__STATED EXERCISE__
Pull every line of the entries that has the word "object".

__RAW DATA__
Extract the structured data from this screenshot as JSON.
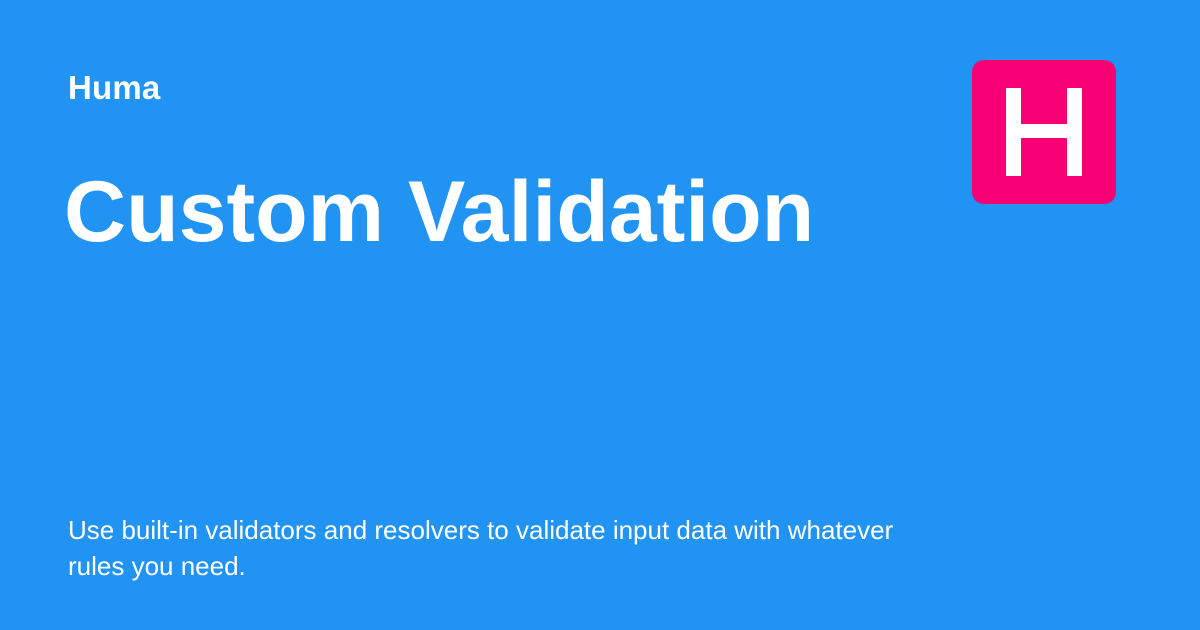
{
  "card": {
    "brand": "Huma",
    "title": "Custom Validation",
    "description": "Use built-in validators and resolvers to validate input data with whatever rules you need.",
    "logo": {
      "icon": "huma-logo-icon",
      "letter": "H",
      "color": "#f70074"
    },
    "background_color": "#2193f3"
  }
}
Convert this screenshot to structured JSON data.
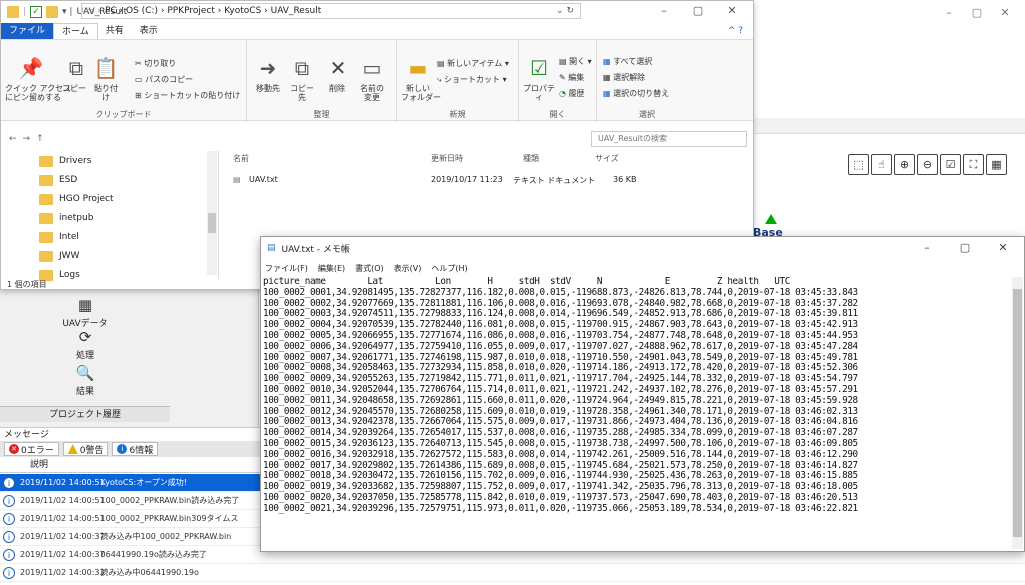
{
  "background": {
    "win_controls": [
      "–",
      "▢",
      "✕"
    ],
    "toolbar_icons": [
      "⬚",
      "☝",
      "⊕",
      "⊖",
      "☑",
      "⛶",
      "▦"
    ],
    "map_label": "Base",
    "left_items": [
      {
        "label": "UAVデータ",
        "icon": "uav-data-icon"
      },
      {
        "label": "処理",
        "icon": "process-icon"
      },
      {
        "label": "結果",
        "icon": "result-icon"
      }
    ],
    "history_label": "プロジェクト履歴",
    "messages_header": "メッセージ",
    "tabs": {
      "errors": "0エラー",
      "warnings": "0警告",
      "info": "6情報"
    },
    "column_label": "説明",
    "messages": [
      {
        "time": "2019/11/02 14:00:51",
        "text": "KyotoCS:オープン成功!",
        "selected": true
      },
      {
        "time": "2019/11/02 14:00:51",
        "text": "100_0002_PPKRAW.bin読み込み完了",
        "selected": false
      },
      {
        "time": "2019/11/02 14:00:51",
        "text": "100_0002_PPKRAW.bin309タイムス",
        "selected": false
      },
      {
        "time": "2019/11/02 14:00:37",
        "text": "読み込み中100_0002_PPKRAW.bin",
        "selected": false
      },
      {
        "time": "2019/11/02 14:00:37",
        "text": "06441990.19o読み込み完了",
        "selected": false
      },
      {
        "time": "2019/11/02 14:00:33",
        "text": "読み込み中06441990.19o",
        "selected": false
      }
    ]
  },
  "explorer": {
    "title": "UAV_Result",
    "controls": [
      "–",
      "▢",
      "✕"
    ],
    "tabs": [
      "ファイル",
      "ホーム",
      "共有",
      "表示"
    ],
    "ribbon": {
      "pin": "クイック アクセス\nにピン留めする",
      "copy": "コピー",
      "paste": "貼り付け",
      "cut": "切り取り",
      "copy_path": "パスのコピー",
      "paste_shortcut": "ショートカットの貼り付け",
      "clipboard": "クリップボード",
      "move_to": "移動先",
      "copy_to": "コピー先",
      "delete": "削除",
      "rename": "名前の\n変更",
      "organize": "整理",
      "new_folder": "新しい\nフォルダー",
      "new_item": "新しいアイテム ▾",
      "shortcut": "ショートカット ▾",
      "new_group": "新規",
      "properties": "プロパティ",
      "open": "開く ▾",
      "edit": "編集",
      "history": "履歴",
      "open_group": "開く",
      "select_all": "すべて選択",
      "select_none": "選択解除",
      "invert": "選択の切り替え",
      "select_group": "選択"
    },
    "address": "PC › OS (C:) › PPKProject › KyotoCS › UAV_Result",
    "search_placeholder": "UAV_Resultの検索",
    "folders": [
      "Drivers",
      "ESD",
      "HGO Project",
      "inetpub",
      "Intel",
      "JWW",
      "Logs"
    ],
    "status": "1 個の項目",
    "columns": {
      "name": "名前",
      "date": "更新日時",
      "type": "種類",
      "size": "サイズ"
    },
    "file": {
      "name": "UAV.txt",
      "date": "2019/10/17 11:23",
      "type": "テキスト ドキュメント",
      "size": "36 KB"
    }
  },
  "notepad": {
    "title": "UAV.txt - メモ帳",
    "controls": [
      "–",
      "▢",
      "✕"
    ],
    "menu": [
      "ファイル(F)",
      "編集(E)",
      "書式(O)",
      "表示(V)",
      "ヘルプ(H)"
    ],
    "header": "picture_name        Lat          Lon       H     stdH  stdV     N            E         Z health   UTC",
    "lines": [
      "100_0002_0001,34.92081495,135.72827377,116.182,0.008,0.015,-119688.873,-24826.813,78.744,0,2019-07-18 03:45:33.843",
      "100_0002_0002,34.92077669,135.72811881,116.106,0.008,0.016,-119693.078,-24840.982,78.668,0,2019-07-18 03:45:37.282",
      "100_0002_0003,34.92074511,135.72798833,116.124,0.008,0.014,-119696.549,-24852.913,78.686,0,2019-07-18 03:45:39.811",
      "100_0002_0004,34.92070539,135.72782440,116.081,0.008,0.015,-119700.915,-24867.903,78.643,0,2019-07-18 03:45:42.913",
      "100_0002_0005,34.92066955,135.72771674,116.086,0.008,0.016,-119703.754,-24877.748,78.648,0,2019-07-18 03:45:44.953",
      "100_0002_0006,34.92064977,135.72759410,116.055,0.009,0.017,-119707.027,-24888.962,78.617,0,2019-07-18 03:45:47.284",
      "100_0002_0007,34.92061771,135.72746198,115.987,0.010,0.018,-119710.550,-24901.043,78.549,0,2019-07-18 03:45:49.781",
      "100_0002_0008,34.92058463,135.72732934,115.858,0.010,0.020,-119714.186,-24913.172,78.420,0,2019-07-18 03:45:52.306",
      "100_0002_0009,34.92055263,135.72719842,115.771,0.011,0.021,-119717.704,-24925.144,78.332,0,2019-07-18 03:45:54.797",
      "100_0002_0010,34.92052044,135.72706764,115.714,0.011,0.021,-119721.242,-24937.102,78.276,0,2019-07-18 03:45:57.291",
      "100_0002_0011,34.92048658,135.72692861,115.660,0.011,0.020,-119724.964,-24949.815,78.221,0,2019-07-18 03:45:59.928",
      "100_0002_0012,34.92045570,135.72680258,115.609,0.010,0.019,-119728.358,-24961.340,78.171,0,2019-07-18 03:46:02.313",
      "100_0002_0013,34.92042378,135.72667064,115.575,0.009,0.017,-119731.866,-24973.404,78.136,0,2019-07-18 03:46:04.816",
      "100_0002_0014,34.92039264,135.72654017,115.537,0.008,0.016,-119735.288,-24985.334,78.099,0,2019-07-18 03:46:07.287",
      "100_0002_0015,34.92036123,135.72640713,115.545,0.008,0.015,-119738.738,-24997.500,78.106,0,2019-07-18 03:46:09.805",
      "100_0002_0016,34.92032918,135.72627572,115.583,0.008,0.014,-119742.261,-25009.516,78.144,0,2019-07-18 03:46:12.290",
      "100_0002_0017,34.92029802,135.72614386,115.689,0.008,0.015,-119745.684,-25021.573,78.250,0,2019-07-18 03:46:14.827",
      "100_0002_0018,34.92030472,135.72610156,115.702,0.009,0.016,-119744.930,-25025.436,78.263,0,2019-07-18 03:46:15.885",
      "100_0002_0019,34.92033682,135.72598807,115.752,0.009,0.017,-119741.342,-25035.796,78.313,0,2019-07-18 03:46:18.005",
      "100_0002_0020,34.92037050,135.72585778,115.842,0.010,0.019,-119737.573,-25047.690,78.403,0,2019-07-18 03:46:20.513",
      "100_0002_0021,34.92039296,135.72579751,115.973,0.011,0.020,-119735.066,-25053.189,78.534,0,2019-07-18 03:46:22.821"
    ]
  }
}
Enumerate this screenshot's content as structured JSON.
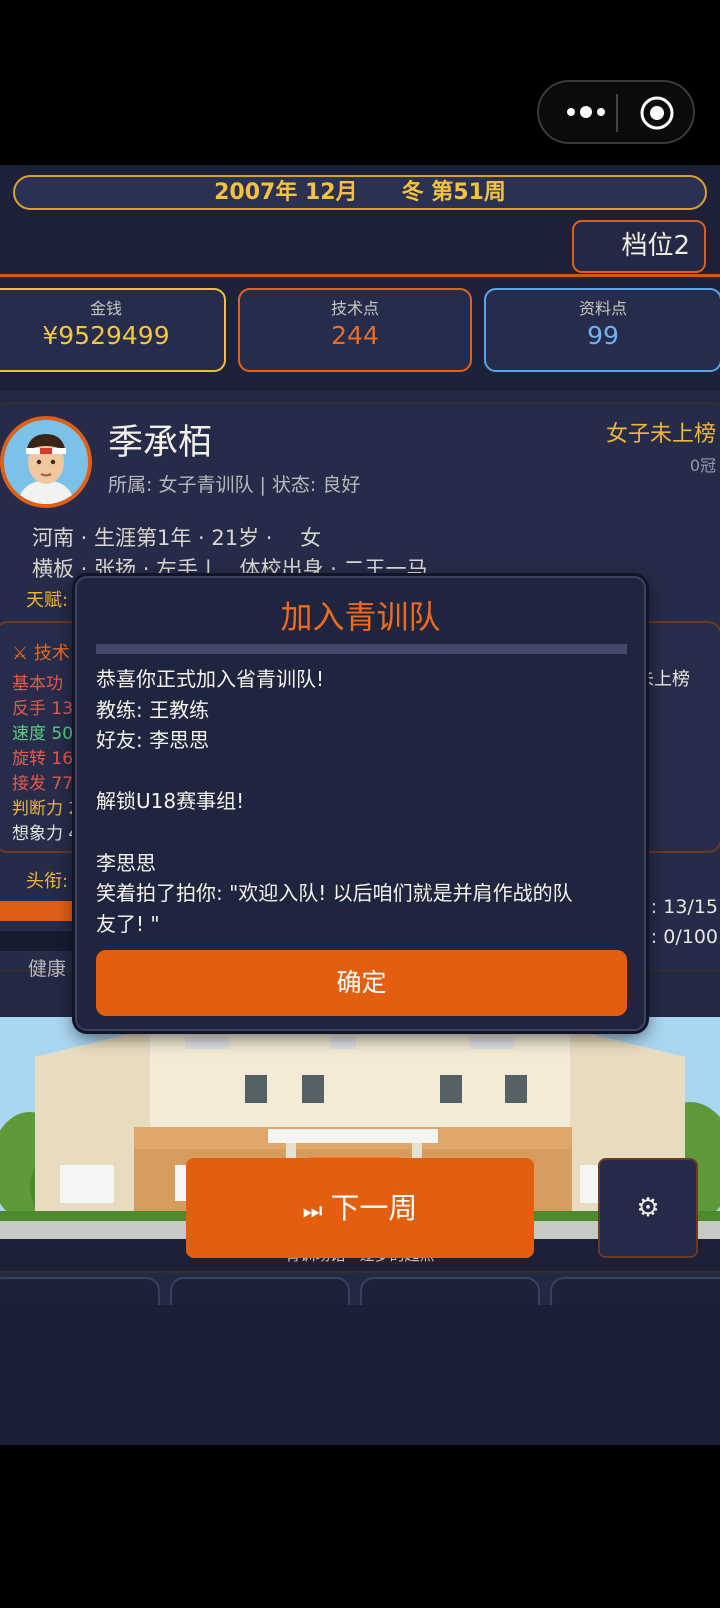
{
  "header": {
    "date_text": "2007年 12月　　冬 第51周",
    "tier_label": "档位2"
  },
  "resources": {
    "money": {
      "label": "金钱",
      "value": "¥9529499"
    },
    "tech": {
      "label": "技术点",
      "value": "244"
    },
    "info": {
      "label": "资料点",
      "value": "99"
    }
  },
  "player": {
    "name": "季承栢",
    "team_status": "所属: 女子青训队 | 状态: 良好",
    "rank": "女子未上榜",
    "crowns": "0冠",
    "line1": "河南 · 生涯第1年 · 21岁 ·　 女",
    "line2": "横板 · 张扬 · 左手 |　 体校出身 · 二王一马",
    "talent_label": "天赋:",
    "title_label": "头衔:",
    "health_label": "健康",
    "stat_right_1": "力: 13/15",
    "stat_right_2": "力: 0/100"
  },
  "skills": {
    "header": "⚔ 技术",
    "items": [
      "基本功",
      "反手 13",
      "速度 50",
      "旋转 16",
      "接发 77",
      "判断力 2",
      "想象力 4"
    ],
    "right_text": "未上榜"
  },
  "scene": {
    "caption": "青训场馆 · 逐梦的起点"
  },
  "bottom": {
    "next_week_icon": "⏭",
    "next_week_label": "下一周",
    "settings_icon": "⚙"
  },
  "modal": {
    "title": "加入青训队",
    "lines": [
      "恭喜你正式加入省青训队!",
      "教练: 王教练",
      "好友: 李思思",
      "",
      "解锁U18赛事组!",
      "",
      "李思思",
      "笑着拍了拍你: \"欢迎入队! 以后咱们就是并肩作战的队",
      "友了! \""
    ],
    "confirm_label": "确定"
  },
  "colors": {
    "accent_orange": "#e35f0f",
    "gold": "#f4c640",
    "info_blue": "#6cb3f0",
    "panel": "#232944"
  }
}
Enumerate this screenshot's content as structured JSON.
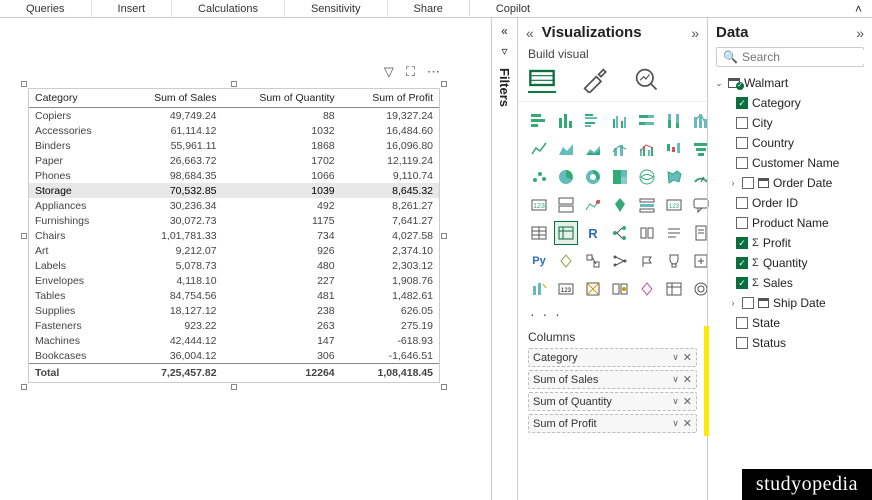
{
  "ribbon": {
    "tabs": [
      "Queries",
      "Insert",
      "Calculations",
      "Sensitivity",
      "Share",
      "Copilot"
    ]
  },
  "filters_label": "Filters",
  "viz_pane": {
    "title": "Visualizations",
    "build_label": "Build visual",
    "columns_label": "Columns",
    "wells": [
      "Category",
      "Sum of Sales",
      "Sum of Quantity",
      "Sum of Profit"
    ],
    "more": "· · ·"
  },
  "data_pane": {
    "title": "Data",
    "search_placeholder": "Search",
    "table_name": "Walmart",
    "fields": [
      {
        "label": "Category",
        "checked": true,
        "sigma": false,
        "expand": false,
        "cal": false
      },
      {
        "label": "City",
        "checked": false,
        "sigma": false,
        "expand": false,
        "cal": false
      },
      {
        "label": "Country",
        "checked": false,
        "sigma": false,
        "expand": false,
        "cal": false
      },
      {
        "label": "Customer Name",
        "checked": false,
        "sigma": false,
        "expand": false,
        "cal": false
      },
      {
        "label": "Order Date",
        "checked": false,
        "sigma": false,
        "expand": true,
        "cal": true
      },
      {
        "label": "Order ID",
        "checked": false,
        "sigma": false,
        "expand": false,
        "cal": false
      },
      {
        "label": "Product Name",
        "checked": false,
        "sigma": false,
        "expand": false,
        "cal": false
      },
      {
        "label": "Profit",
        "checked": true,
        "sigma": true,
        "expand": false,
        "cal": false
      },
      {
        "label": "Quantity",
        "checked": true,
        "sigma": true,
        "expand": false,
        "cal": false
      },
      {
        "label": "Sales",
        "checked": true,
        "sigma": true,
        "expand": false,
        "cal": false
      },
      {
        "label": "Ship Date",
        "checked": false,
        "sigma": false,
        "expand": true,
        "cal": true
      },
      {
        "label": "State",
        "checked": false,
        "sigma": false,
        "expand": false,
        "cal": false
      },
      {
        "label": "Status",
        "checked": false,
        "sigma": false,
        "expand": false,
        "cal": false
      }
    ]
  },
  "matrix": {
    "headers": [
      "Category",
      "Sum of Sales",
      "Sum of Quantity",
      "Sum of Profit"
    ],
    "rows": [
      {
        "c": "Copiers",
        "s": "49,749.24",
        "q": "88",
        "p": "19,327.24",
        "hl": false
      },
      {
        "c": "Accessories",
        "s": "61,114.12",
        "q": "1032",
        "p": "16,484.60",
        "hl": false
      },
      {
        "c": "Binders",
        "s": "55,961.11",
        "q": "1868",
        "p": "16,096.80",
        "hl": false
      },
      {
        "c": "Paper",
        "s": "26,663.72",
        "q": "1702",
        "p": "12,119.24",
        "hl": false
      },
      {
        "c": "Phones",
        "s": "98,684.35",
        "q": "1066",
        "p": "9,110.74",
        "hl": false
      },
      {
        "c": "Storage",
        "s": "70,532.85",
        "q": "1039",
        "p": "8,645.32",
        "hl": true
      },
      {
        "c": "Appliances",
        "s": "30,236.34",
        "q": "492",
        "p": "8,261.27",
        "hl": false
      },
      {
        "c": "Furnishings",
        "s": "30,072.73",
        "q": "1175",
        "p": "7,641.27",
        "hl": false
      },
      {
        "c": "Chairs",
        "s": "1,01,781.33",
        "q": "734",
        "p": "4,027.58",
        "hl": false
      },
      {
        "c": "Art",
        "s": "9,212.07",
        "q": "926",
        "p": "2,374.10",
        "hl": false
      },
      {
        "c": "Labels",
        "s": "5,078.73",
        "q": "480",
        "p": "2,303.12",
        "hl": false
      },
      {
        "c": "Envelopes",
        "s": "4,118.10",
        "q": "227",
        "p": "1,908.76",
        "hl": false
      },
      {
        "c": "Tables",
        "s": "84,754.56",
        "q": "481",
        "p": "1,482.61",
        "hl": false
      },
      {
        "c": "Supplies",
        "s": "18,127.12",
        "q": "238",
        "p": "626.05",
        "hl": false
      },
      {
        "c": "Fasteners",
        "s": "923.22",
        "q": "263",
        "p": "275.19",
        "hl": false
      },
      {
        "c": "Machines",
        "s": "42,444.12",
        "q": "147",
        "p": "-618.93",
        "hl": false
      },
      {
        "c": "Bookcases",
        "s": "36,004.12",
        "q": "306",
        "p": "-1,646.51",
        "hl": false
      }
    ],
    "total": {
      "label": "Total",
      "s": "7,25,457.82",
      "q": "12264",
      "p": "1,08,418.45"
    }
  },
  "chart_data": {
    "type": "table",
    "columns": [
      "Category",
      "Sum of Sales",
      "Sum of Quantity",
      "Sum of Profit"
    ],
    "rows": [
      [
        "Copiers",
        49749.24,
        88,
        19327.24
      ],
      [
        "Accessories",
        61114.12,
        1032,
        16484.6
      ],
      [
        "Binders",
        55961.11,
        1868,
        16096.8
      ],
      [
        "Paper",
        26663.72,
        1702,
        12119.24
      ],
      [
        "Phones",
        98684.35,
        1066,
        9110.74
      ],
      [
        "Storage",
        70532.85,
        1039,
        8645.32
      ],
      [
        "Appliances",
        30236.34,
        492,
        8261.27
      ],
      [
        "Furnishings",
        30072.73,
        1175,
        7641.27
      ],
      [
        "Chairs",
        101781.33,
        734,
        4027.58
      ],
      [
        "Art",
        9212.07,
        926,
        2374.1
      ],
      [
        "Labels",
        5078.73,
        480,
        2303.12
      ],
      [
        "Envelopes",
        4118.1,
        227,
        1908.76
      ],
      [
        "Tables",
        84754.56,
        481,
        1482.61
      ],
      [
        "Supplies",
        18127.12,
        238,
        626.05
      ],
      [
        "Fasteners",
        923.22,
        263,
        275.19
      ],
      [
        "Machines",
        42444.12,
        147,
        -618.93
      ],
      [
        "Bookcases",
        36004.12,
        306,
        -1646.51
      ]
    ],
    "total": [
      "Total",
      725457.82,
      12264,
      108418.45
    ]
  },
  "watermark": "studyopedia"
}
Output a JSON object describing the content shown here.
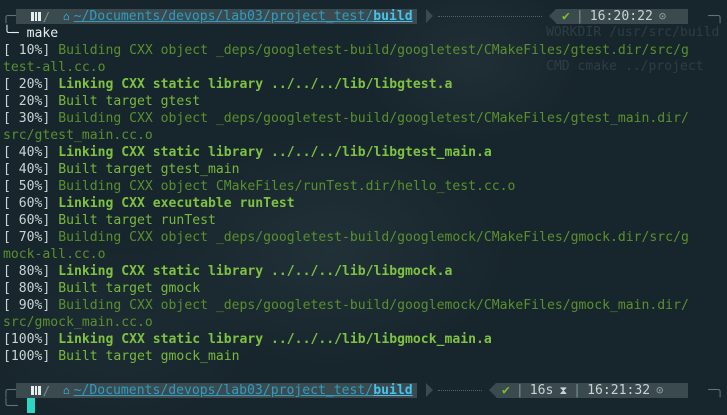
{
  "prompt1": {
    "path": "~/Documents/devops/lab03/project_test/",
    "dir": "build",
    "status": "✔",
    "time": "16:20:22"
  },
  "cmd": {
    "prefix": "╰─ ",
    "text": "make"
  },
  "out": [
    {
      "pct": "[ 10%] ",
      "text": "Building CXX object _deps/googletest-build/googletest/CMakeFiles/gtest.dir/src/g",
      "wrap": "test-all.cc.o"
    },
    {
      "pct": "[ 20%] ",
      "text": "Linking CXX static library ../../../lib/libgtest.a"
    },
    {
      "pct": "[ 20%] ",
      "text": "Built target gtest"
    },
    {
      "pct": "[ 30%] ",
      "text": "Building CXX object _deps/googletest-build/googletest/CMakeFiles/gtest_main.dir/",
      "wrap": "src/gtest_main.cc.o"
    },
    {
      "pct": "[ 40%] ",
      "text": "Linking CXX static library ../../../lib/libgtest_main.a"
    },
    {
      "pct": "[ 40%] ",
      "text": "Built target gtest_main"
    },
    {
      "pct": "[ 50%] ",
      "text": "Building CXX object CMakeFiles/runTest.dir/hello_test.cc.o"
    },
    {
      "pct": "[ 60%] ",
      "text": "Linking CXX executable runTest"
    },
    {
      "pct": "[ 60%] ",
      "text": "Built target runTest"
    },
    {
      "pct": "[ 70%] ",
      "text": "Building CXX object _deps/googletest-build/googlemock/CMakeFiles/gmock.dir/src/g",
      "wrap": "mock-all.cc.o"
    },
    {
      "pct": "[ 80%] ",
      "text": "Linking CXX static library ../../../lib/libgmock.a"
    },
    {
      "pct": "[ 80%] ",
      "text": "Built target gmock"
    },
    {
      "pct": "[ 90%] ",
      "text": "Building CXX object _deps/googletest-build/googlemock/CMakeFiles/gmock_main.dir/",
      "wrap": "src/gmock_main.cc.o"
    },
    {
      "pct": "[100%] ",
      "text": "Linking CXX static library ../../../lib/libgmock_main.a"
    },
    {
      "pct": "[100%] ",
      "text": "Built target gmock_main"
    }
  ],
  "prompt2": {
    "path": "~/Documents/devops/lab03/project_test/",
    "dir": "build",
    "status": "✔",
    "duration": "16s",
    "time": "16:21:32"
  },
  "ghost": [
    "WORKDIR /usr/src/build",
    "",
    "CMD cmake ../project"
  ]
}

__OUTPUT OF THE TASK__
Output a JSON object describing the content shown here.
      "text": "Building CXX object _deps/googletest-build/googletest/CMakeFiles/gtest.dir/src/g",
      "text": "Building CXX object _deps/googletest-build/googletest/CMakeFiles/gtest_main.dir/",
      "text": "Building CXX object CMakeFiles/runTest.dir/hello_test.cc.o"
      "text": "Building CXX object _deps/googletest-build/googlemock/CMakeFiles/gmock.dir/src/g",
      "text": "Building CXX object _deps/googletest-build/googlemock/CMakeFiles/gmock_main.dir/",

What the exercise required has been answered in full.